Examine the entries and show every line in which the word "axis" is found.

-- Start --

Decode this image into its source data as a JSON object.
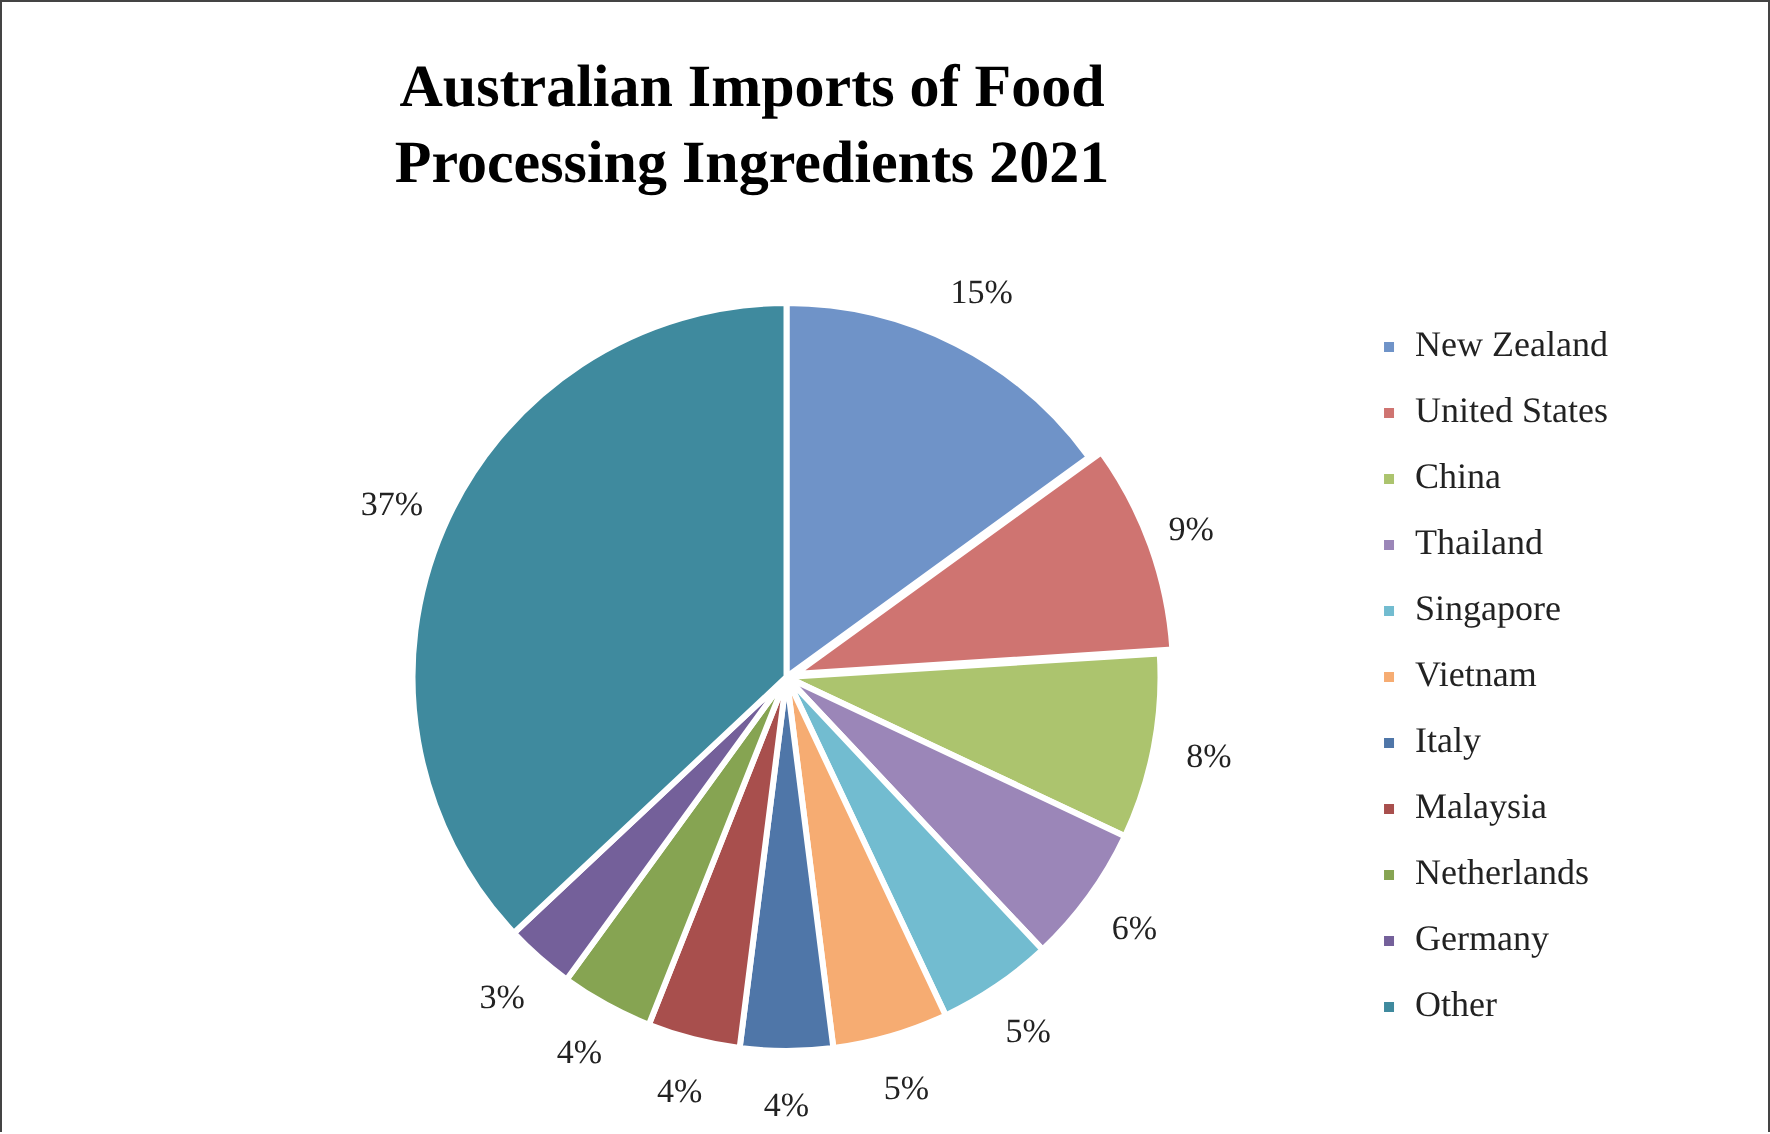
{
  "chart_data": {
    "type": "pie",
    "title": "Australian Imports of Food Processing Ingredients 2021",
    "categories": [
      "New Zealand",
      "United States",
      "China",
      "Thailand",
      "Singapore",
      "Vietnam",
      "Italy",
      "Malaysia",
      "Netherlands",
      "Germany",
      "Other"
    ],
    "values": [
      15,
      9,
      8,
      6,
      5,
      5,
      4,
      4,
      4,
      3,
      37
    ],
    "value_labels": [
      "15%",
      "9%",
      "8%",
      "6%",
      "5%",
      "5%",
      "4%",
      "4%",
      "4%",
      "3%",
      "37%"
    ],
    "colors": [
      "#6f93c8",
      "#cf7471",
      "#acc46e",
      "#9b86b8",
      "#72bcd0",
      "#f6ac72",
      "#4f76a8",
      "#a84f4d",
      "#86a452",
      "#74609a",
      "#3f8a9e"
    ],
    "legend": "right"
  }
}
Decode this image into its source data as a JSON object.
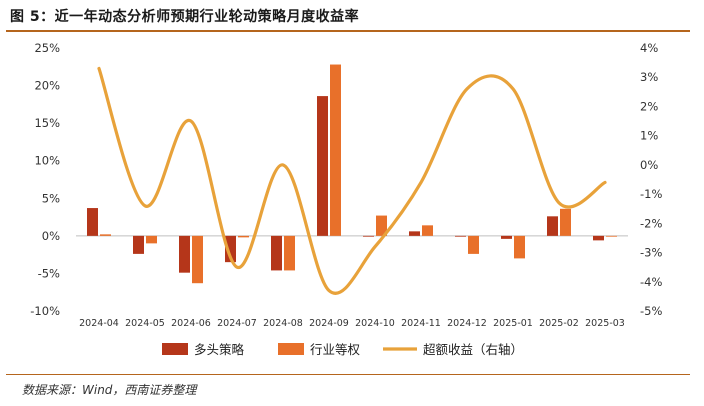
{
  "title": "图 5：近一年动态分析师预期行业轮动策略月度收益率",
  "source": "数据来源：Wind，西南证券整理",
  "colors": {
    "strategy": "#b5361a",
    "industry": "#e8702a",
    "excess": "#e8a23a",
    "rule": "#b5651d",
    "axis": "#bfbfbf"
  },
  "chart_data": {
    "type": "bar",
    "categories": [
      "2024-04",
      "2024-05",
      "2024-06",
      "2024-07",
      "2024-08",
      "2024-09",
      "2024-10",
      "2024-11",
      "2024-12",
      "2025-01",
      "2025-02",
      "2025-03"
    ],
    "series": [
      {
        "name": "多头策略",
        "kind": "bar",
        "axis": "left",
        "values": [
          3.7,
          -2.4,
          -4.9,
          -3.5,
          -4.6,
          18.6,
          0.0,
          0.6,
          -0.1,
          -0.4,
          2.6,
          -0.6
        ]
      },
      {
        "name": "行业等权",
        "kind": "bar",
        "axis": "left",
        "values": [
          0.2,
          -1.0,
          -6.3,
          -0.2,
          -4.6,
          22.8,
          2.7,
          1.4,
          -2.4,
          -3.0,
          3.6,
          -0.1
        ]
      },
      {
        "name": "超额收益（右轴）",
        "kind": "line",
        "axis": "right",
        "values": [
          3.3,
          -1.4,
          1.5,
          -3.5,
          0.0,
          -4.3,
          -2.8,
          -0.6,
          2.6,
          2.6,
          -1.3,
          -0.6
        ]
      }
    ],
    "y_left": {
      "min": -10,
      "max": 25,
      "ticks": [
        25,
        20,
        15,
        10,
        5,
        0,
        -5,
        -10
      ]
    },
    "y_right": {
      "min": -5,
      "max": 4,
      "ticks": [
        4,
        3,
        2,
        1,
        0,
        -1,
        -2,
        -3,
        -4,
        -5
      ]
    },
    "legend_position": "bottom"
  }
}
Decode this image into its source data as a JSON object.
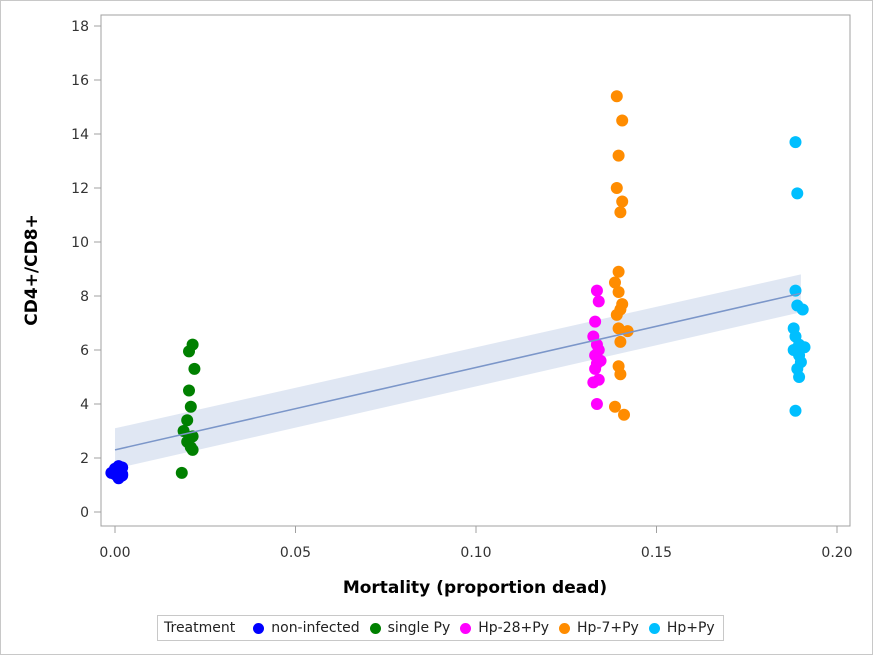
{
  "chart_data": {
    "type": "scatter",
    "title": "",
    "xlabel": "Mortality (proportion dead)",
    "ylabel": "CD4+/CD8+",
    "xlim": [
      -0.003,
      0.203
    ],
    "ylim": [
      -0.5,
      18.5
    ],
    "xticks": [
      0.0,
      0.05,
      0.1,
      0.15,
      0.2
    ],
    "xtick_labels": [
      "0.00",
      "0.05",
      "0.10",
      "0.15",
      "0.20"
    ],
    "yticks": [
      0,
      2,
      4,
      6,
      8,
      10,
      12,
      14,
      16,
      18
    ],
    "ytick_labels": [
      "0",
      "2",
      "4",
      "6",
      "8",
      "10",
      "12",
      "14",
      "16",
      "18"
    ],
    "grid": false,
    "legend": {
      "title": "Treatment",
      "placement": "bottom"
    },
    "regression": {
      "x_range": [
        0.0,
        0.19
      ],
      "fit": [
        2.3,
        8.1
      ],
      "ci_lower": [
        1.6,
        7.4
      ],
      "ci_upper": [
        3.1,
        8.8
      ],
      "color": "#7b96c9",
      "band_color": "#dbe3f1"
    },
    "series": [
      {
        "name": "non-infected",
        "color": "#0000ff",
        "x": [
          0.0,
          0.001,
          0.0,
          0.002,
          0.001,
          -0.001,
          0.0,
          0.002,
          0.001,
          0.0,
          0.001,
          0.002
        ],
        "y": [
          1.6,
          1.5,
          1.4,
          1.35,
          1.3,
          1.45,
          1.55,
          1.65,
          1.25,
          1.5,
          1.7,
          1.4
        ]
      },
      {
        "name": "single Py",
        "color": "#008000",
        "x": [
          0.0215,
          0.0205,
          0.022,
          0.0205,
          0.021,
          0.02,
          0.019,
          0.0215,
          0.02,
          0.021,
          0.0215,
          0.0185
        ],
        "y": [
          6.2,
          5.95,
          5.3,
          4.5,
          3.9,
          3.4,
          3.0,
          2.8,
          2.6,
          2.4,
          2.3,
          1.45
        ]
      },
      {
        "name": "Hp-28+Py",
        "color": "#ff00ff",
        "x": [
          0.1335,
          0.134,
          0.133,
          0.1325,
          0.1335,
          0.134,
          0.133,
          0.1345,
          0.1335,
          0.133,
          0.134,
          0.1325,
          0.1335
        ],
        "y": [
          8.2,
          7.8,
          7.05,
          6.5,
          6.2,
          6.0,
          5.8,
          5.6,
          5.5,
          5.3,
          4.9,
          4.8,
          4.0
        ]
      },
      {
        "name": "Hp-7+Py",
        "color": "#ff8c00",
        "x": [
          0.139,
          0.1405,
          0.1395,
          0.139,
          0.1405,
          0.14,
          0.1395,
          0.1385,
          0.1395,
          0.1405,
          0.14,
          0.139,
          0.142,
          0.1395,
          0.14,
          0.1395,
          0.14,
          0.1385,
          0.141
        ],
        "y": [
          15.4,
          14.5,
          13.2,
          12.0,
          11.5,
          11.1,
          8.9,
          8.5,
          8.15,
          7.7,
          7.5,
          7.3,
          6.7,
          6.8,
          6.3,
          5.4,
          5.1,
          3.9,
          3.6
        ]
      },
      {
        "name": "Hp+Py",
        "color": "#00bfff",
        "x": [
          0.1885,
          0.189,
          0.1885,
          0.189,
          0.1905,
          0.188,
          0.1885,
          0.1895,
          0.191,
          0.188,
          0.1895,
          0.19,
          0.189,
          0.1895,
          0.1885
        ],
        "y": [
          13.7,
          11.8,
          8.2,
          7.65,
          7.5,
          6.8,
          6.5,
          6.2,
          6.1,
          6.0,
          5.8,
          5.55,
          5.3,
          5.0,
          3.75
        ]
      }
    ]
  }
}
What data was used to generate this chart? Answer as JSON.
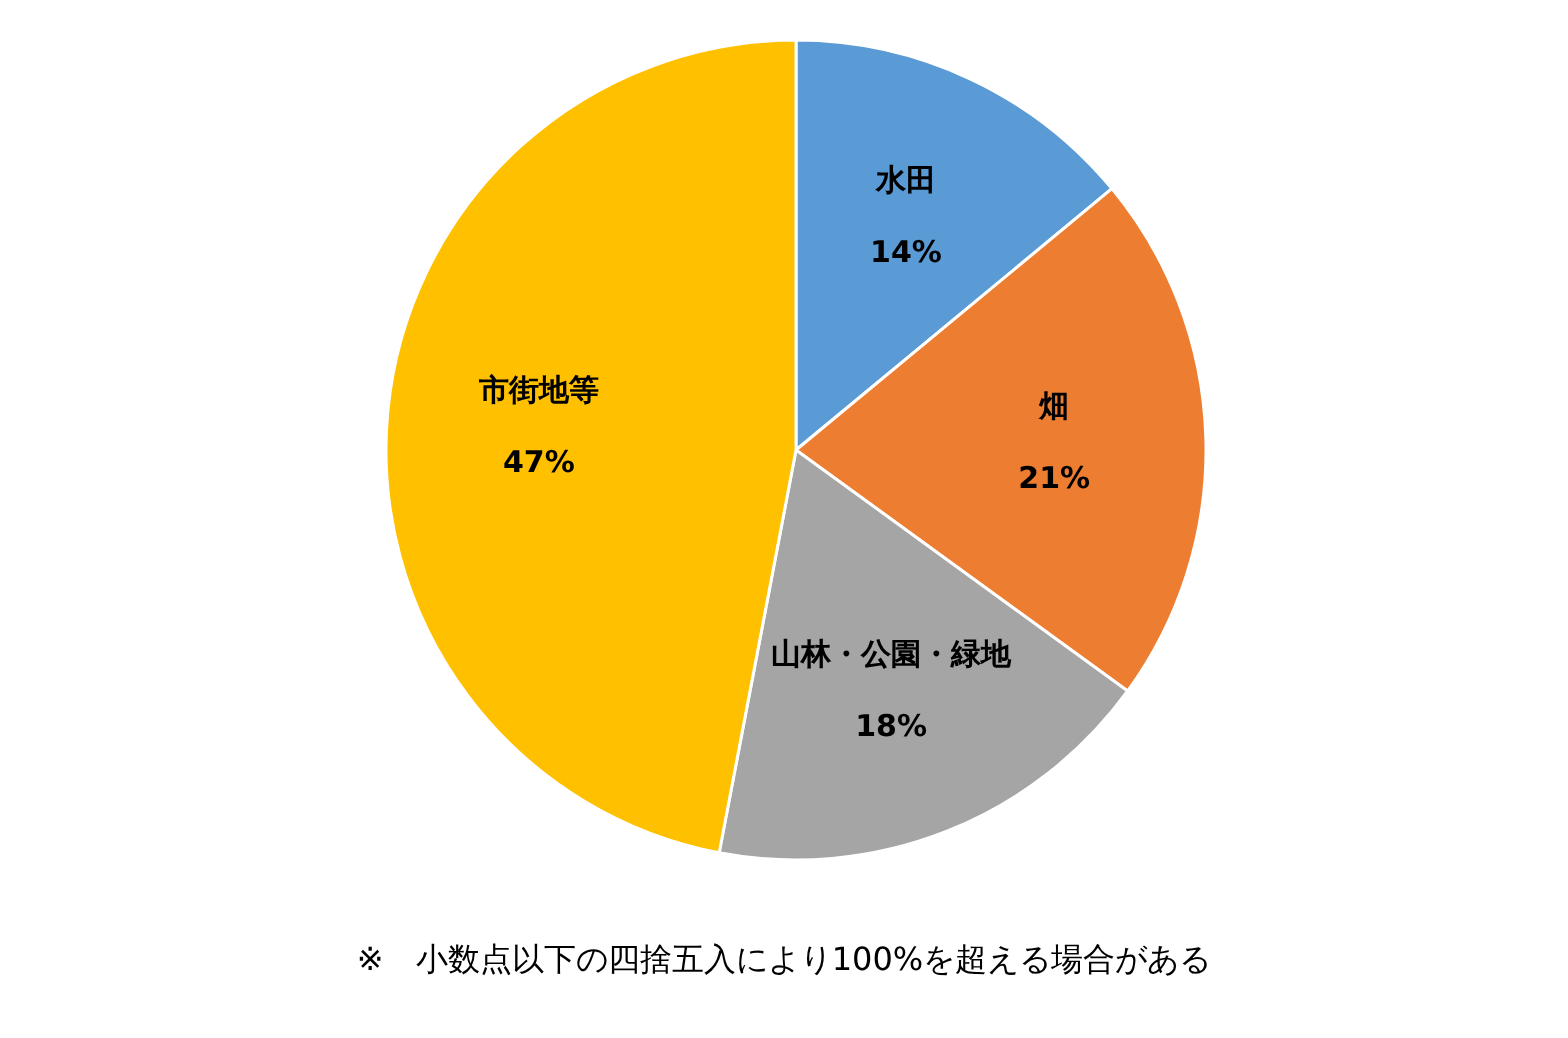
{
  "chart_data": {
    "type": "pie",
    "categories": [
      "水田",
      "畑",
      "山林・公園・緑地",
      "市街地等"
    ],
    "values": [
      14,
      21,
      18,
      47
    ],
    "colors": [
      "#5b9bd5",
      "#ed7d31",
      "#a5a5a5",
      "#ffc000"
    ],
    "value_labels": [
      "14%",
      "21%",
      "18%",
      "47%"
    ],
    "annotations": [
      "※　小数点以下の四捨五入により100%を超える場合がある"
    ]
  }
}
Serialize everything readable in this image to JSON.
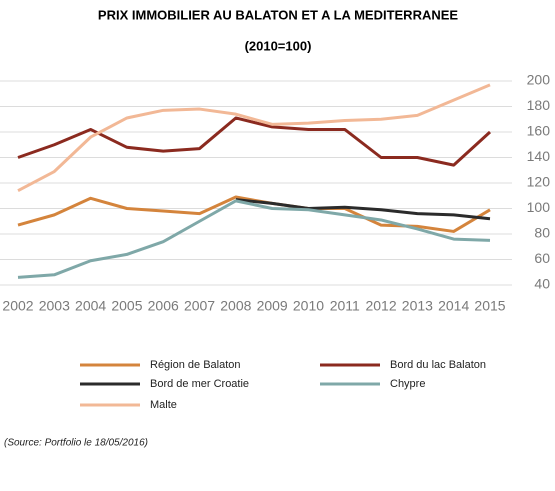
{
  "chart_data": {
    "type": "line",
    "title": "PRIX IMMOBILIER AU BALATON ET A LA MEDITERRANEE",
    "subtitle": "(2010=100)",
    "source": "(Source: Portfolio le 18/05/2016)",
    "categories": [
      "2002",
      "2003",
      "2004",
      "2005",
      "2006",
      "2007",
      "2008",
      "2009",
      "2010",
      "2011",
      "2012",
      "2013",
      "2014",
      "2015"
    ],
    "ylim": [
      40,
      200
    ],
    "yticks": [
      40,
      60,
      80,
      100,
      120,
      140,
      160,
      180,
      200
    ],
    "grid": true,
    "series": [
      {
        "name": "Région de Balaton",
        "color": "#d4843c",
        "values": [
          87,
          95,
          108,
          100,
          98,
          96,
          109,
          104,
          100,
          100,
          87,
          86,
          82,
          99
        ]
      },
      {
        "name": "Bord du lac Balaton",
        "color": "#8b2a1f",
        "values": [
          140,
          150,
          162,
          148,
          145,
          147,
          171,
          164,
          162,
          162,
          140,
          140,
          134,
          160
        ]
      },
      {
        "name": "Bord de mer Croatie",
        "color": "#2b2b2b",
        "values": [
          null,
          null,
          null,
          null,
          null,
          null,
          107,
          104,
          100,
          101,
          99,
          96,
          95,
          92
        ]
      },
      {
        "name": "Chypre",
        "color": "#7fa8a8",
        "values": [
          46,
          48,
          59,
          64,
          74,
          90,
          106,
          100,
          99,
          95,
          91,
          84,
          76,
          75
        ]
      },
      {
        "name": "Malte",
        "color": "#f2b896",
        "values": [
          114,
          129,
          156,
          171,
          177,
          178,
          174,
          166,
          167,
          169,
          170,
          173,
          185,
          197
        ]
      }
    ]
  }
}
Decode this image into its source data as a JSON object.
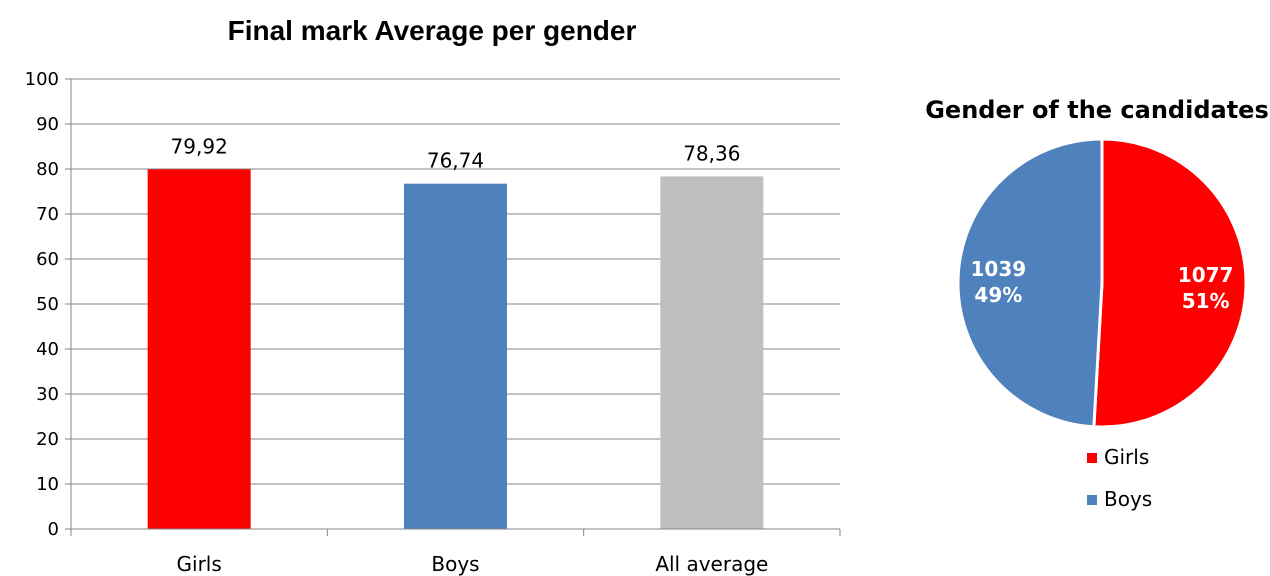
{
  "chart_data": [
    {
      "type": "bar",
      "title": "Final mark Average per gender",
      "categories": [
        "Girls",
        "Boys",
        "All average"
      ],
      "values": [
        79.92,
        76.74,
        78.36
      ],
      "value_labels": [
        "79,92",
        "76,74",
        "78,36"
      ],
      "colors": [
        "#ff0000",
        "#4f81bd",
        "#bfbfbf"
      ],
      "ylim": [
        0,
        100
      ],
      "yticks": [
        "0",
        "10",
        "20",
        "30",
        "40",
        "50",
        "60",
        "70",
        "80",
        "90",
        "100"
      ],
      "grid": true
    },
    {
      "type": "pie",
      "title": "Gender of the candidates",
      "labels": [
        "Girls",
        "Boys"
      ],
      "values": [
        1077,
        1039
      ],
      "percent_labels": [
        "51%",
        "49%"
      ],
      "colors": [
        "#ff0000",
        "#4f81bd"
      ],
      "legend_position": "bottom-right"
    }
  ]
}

-- End --

* The response *
    "axis": "#bfbfbf"
        "axis": "left",
        "axis": "left",
        "axis": "right",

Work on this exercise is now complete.